Reproduce the records below exactly as they appear, omitting any pictures they contain.

>> begin

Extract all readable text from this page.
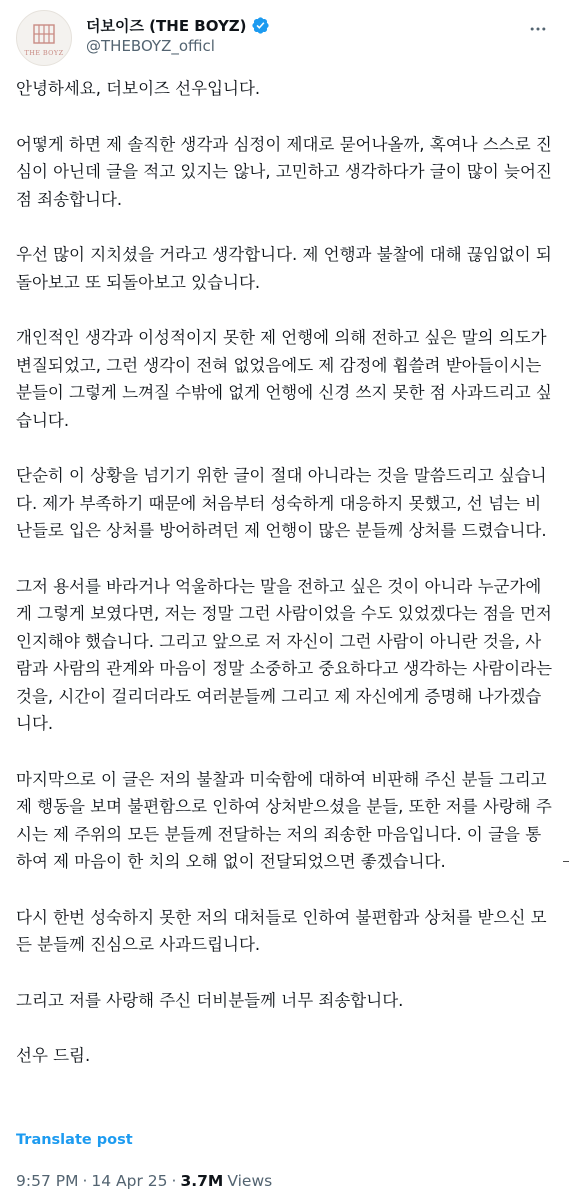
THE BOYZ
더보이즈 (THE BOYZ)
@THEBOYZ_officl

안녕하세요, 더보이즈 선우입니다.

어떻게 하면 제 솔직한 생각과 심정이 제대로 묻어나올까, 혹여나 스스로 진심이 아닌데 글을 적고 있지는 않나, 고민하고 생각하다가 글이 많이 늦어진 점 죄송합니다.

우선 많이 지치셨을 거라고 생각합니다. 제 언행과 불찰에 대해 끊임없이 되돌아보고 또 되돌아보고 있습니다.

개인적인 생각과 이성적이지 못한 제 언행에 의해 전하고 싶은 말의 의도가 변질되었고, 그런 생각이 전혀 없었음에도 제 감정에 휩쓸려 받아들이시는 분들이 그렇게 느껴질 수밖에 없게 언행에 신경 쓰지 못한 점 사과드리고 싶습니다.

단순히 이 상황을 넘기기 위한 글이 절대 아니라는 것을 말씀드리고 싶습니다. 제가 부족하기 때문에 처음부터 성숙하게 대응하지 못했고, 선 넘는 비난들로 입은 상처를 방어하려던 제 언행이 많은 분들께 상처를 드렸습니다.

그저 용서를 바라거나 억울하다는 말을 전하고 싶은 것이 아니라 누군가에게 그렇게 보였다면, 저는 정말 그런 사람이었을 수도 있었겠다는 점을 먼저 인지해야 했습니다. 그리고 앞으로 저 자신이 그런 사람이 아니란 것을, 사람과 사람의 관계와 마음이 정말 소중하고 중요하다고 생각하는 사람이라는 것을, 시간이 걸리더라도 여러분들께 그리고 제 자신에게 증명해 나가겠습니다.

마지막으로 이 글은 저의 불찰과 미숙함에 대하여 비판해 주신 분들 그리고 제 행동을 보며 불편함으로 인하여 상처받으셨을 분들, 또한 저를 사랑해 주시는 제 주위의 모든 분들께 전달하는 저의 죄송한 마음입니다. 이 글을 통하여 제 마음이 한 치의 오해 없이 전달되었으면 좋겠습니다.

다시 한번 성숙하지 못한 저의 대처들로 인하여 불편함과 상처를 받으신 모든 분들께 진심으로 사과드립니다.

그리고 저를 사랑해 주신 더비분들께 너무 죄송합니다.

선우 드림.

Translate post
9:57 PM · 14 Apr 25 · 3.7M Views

>> end

FINISHED EXERCISE »
Extract all readable text from this page.
THE BOYZ
더보이즈 (THE BOYZ)
@THEBOYZ_officl

안녕하세요, 더보이즈 선우입니다.

어떻게 하면 제 솔직한 생각과 심정이 제대로 묻어나올까, 혹여나 스스로 진심이 아닌데 글을 적고 있지는 않나, 고민하고 생각하다가 글이 많이 늦어진 점 죄송합니다.

우선 많이 지치셨을 거라고 생각합니다. 제 언행과 불찰에 대해 끊임없이 되돌아보고 또 되돌아보고 있습니다.

개인적인 생각과 이성적이지 못한 제 언행에 의해 전하고 싶은 말의 의도가 변질되었고, 그런 생각이 전혀 없었음에도 제 감정에 휩쓸려 받아들이시는 분들이 그렇게 느껴질 수밖에 없게 언행에 신경 쓰지 못한 점 사과드리고 싶습니다.

단순히 이 상황을 넘기기 위한 글이 절대 아니라는 것을 말씀드리고 싶습니다. 제가 부족하기 때문에 처음부터 성숙하게 대응하지 못했고, 선 넘는 비난들로 입은 상처를 방어하려던 제 언행이 많은 분들께 상처를 드렸습니다.

그저 용서를 바라거나 억울하다는 말을 전하고 싶은 것이 아니라 누군가에게 그렇게 보였다면, 저는 정말 그런 사람이었을 수도 있었겠다는 점을 먼저 인지해야 했습니다. 그리고 앞으로 저 자신이 그런 사람이 아니란 것을, 사람과 사람의 관계와 마음이 정말 소중하고 중요하다고 생각하는 사람이라는 것을, 시간이 걸리더라도 여러분들께 그리고 제 자신에게 증명해 나가겠습니다.

마지막으로 이 글은 저의 불찰과 미숙함에 대하여 비판해 주신 분들 그리고 제 행동을 보며 불편함으로 인하여 상처받으셨을 분들, 또한 저를 사랑해 주시는 제 주위의 모든 분들께 전달하는 저의 죄송한 마음입니다. 이 글을 통하여 제 마음이 한 치의 오해 없이 전달되었으면 좋겠습니다.

다시 한번 성숙하지 못한 저의 대처들로 인하여 불편함과 상처를 받으신 모든 분들께 진심으로 사과드립니다.

그리고 저를 사랑해 주신 더비분들께 너무 죄송합니다.

선우 드림.

Translate post
9:57 PM · 14 Apr 25 · 3.7M Views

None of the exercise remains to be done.